Print the range of lines that opens with the line containing "Convert this screenshot" and closes with the last line of the listing. Include both ends; print nothing more.
::: INFORMATION SHOWN :::
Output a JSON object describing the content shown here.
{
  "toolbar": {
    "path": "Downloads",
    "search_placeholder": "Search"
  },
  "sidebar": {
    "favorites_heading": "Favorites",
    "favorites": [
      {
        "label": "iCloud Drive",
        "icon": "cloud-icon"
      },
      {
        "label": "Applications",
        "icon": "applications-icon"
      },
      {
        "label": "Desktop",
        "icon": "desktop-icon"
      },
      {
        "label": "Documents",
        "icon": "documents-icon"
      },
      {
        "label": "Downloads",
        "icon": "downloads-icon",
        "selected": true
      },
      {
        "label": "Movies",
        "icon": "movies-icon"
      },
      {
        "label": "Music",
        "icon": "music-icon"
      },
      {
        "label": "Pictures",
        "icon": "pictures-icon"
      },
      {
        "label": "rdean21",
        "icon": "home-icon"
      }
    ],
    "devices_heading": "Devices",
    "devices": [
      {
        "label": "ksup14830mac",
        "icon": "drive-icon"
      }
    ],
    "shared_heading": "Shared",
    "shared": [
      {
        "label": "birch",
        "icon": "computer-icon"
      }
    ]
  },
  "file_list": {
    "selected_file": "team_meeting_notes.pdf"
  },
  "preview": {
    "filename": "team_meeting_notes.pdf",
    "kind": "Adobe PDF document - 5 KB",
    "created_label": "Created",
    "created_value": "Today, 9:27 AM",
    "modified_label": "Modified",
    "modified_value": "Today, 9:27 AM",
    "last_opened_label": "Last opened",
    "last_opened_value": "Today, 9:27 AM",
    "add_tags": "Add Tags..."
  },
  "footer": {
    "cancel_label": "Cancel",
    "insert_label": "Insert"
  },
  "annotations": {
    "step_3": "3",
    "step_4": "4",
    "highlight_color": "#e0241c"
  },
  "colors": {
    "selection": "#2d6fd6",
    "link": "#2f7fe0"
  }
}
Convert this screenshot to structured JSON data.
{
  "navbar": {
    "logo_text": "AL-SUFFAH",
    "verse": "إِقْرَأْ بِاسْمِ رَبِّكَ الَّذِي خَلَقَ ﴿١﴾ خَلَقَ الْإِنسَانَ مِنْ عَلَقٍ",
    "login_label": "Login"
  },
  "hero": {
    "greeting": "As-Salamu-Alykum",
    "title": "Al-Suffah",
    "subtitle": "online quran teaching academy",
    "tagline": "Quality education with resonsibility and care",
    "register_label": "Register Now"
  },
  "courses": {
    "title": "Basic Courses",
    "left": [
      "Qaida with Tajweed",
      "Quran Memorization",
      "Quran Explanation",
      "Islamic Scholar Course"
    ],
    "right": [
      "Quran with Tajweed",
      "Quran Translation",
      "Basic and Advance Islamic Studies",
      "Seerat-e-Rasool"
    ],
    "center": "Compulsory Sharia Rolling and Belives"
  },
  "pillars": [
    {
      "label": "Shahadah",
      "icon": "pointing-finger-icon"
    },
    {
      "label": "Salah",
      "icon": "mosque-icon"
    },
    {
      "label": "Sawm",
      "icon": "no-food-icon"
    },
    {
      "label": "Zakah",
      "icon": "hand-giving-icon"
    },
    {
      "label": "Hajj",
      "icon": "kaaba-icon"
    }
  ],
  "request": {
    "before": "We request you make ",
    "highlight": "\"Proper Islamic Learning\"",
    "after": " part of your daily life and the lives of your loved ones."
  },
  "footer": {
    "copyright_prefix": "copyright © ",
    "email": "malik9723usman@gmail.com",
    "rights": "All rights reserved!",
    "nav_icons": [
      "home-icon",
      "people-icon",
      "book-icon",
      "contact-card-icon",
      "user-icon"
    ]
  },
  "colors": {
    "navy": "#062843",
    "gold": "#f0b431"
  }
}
:::
**WRITTEN SOLUTION:**
Convert this screenshot to structured JSON data.
{
  "navbar": {
    "logo_text": "AL-SUFFAH",
    "verse": "إِقْرَأْ بِاسْمِ رَبِّكَ الَّذِي خَلَقَ ﴿١﴾ خَلَقَ الْإِنسَانَ مِنْ عَلَقٍ",
    "login_label": "Login"
  },
  "hero": {
    "greeting": "As-Salamu-Alykum",
    "title": "Al-Suffah",
    "subtitle": "online quran teaching academy",
    "tagline": "Quality education with resonsibility and care",
    "register_label": "Register Now"
  },
  "courses": {
    "title": "Basic Courses",
    "left": [
      "Qaida with Tajweed",
      "Quran Memorization",
      "Quran Explanation",
      "Islamic Scholar Course"
    ],
    "right": [
      "Quran with Tajweed",
      "Quran Translation",
      "Basic and Advance Islamic Studies",
      "Seerat-e-Rasool"
    ],
    "center": "Compulsory Sharia Rolling and Belives"
  },
  "pillars": [
    {
      "label": "Shahadah",
      "icon": "pointing-finger-icon"
    },
    {
      "label": "Salah",
      "icon": "mosque-icon"
    },
    {
      "label": "Sawm",
      "icon": "no-food-icon"
    },
    {
      "label": "Zakah",
      "icon": "hand-giving-icon"
    },
    {
      "label": "Hajj",
      "icon": "kaaba-icon"
    }
  ],
  "request": {
    "before": "We request you make ",
    "highlight": "\"Proper Islamic Learning\"",
    "after": " part of your daily life and the lives of your loved ones."
  },
  "footer": {
    "copyright_prefix": "copyright © ",
    "email": "malik9723usman@gmail.com",
    "rights": "All rights reserved!",
    "nav_icons": [
      "home-icon",
      "people-icon",
      "book-icon",
      "contact-card-icon",
      "user-icon"
    ]
  },
  "colors": {
    "navy": "#062843",
    "gold": "#f0b431"
  }
}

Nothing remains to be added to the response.